_Stated exercise:_ Reproduce every one of the lines below without changing a single character.

_Records excerpted from a collection:_
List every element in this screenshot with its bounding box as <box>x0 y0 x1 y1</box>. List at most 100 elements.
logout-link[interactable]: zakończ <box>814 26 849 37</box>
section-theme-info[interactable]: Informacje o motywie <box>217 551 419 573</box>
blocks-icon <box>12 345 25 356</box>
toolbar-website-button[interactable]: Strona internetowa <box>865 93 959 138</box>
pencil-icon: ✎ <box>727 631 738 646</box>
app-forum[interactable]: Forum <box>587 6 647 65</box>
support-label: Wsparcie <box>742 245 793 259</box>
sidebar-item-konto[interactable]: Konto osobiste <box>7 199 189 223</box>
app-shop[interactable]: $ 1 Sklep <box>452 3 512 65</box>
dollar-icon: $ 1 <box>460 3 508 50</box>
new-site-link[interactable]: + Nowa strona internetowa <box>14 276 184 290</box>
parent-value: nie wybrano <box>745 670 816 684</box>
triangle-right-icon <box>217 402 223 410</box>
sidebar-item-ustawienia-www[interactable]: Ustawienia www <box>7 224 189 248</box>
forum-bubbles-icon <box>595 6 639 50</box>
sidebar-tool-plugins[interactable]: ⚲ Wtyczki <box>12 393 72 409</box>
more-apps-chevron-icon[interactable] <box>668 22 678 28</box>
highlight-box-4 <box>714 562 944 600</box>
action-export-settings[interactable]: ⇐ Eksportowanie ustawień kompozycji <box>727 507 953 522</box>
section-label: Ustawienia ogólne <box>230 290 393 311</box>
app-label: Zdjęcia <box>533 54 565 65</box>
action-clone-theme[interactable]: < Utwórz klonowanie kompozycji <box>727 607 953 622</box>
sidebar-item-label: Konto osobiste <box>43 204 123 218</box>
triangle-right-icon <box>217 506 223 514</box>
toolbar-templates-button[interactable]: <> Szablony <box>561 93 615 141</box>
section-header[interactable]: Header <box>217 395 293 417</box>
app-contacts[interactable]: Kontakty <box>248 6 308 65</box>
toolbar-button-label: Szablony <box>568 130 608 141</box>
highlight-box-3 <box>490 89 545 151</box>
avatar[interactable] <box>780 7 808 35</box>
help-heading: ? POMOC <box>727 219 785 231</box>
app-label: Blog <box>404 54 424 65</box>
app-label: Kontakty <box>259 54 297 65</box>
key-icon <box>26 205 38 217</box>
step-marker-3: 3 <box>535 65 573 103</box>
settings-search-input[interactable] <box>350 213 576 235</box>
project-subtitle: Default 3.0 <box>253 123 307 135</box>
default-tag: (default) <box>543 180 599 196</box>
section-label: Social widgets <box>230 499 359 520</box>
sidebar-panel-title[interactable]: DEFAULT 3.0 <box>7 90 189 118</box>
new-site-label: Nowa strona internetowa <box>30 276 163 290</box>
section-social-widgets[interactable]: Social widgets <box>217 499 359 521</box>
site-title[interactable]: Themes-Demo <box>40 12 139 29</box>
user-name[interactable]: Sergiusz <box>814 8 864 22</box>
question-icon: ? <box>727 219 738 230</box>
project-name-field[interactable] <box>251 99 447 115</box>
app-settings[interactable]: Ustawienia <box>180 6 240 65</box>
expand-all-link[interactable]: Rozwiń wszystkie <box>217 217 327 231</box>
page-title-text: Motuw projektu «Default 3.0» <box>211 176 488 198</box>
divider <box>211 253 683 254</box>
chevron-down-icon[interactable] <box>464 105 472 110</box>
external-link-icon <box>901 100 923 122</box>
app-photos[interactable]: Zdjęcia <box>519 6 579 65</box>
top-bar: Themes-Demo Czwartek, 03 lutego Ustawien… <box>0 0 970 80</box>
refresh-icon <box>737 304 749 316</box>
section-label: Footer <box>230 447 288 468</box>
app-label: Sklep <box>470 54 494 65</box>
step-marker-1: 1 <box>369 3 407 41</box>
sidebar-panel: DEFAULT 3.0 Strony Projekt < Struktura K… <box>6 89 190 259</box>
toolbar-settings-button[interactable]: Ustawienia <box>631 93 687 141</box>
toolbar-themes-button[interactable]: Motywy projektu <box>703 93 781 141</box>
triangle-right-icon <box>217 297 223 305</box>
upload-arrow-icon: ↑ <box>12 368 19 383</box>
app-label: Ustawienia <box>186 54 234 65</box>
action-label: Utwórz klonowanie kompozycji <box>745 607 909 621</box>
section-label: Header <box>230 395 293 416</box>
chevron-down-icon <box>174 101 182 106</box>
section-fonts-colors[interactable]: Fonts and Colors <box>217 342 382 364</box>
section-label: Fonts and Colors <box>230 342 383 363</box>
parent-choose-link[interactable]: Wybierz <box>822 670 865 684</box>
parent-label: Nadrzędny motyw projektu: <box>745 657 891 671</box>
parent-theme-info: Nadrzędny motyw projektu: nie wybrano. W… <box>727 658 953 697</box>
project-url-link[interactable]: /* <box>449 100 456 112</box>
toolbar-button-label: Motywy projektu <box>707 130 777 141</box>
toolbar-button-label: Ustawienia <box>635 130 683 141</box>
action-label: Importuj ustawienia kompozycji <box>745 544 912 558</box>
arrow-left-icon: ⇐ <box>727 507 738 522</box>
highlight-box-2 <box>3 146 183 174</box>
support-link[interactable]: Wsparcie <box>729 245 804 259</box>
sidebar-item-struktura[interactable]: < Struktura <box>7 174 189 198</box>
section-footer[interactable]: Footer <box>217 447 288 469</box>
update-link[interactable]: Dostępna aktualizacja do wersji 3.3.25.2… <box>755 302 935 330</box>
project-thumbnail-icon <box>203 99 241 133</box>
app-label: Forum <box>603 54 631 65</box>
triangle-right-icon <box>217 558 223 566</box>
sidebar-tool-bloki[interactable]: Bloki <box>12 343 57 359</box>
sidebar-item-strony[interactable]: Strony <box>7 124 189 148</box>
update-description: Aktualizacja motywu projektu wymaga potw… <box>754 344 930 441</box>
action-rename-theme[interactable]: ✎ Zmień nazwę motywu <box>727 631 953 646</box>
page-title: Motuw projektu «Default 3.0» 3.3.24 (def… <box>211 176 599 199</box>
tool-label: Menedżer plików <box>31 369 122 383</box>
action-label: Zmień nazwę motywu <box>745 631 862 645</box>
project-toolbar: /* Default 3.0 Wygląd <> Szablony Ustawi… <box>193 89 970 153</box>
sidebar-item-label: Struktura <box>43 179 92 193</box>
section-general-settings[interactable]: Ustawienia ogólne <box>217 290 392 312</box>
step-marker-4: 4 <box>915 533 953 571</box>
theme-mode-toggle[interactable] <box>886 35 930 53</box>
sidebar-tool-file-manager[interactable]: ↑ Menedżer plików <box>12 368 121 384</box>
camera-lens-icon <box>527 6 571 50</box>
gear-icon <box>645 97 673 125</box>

_Correct answer:_
List every element in this screenshot with its bounding box as <box>x0 y0 x1 y1</box>. List at most 100 elements.
logout-link[interactable]: zakończ <box>814 26 849 37</box>
section-theme-info[interactable]: Informacje o motywie <box>217 551 419 573</box>
blocks-icon <box>12 345 25 356</box>
toolbar-website-button[interactable]: Strona internetowa <box>865 93 959 138</box>
pencil-icon: ✎ <box>727 631 738 646</box>
app-forum[interactable]: Forum <box>587 6 647 65</box>
support-label: Wsparcie <box>742 245 793 259</box>
sidebar-item-konto[interactable]: Konto osobiste <box>7 199 189 223</box>
app-shop[interactable]: $ 1 Sklep <box>452 3 512 65</box>
dollar-icon: $ 1 <box>460 3 508 50</box>
new-site-link[interactable]: + Nowa strona internetowa <box>14 276 184 290</box>
parent-value: nie wybrano <box>745 670 816 684</box>
triangle-right-icon <box>217 402 223 410</box>
sidebar-item-ustawienia-www[interactable]: Ustawienia www <box>7 224 189 248</box>
forum-bubbles-icon <box>595 6 639 50</box>
sidebar-tool-plugins[interactable]: ⚲ Wtyczki <box>12 393 72 409</box>
more-apps-chevron-icon[interactable] <box>668 22 678 28</box>
highlight-box-4 <box>714 562 944 600</box>
action-export-settings[interactable]: ⇐ Eksportowanie ustawień kompozycji <box>727 507 953 522</box>
section-label: Ustawienia ogólne <box>230 290 393 311</box>
app-label: Zdjęcia <box>533 54 565 65</box>
action-clone-theme[interactable]: < Utwórz klonowanie kompozycji <box>727 607 953 622</box>
sidebar-item-label: Konto osobiste <box>43 204 123 218</box>
triangle-right-icon <box>217 506 223 514</box>
toolbar-templates-button[interactable]: <> Szablony <box>561 93 615 141</box>
section-header[interactable]: Header <box>217 395 293 417</box>
app-contacts[interactable]: Kontakty <box>248 6 308 65</box>
toolbar-button-label: Szablony <box>568 130 608 141</box>
highlight-box-3 <box>490 89 545 151</box>
avatar[interactable] <box>780 7 808 35</box>
help-heading: ? POMOC <box>727 219 785 231</box>
app-label: Blog <box>404 54 424 65</box>
app-label: Kontakty <box>259 54 297 65</box>
key-icon <box>26 205 38 217</box>
step-marker-3: 3 <box>535 65 573 103</box>
settings-search-input[interactable] <box>350 213 576 235</box>
project-subtitle: Default 3.0 <box>253 123 307 135</box>
default-tag: (default) <box>543 180 599 196</box>
section-label: Social widgets <box>230 499 359 520</box>
sidebar-panel-title[interactable]: DEFAULT 3.0 <box>7 90 189 118</box>
new-site-label: Nowa strona internetowa <box>30 276 163 290</box>
section-social-widgets[interactable]: Social widgets <box>217 499 359 521</box>
site-title[interactable]: Themes-Demo <box>40 12 139 29</box>
user-name[interactable]: Sergiusz <box>814 8 864 22</box>
question-icon: ? <box>727 219 738 230</box>
project-name-field[interactable] <box>251 99 447 115</box>
app-settings[interactable]: Ustawienia <box>180 6 240 65</box>
expand-all-link[interactable]: Rozwiń wszystkie <box>217 217 327 231</box>
page-title-text: Motuw projektu «Default 3.0» <box>211 176 488 198</box>
divider <box>211 253 683 254</box>
chevron-down-icon[interactable] <box>464 105 472 110</box>
external-link-icon <box>901 100 923 122</box>
app-photos[interactable]: Zdjęcia <box>519 6 579 65</box>
top-bar: Themes-Demo Czwartek, 03 lutego Ustawien… <box>0 0 970 80</box>
refresh-icon <box>737 304 749 316</box>
section-label: Footer <box>230 447 288 468</box>
app-label: Sklep <box>470 54 494 65</box>
step-marker-1: 1 <box>369 3 407 41</box>
sidebar-panel: DEFAULT 3.0 Strony Projekt < Struktura K… <box>6 89 190 259</box>
toolbar-settings-button[interactable]: Ustawienia <box>631 93 687 141</box>
toolbar-themes-button[interactable]: Motywy projektu <box>703 93 781 141</box>
triangle-right-icon <box>217 297 223 305</box>
upload-arrow-icon: ↑ <box>12 368 19 383</box>
app-label: Ustawienia <box>186 54 234 65</box>
action-label: Utwórz klonowanie kompozycji <box>745 607 909 621</box>
section-label: Header <box>230 395 293 416</box>
chevron-down-icon <box>174 101 182 106</box>
section-fonts-colors[interactable]: Fonts and Colors <box>217 342 382 364</box>
section-label: Fonts and Colors <box>230 342 383 363</box>
parent-choose-link[interactable]: Wybierz <box>822 670 865 684</box>
parent-label: Nadrzędny motyw projektu: <box>745 657 891 671</box>
parent-theme-info: Nadrzędny motyw projektu: nie wybrano. W… <box>727 658 953 697</box>
project-url-link[interactable]: /* <box>449 100 456 112</box>
toolbar-button-label: Motywy projektu <box>707 130 777 141</box>
toolbar-button-label: Ustawienia <box>635 130 683 141</box>
action-label: Importuj ustawienia kompozycji <box>745 544 912 558</box>
arrow-left-icon: ⇐ <box>727 507 738 522</box>
highlight-box-2 <box>3 146 183 174</box>
support-link[interactable]: Wsparcie <box>729 245 804 259</box>
sidebar-item-struktura[interactable]: < Struktura <box>7 174 189 198</box>
section-footer[interactable]: Footer <box>217 447 288 469</box>
update-link[interactable]: Dostępna aktualizacja do wersji 3.3.25.2… <box>755 302 935 330</box>
project-thumbnail-icon <box>203 99 241 133</box>
app-label: Forum <box>603 54 631 65</box>
triangle-right-icon <box>217 558 223 566</box>
sidebar-tool-bloki[interactable]: Bloki <box>12 343 57 359</box>
sidebar-item-strony[interactable]: Strony <box>7 124 189 148</box>
update-description: Aktualizacja motywu projektu wymaga potw… <box>754 344 930 441</box>
action-rename-theme[interactable]: ✎ Zmień nazwę motywu <box>727 631 953 646</box>
page-title: Motuw projektu «Default 3.0» 3.3.24 (def… <box>211 176 599 199</box>
tool-label: Menedżer plików <box>31 369 122 383</box>
action-label: Zmień nazwę motywu <box>745 631 862 645</box>
project-toolbar: /* Default 3.0 Wygląd <> Szablony Ustawi… <box>193 89 970 153</box>
sidebar-item-label: Struktura <box>43 179 92 193</box>
section-general-settings[interactable]: Ustawienia ogólne <box>217 290 392 312</box>
step-marker-4: 4 <box>915 533 953 571</box>
theme-mode-toggle[interactable] <box>886 35 930 53</box>
sidebar-tool-file-manager[interactable]: ↑ Menedżer plików <box>12 368 121 384</box>
camera-lens-icon <box>527 6 571 50</box>
gear-icon <box>645 97 673 125</box>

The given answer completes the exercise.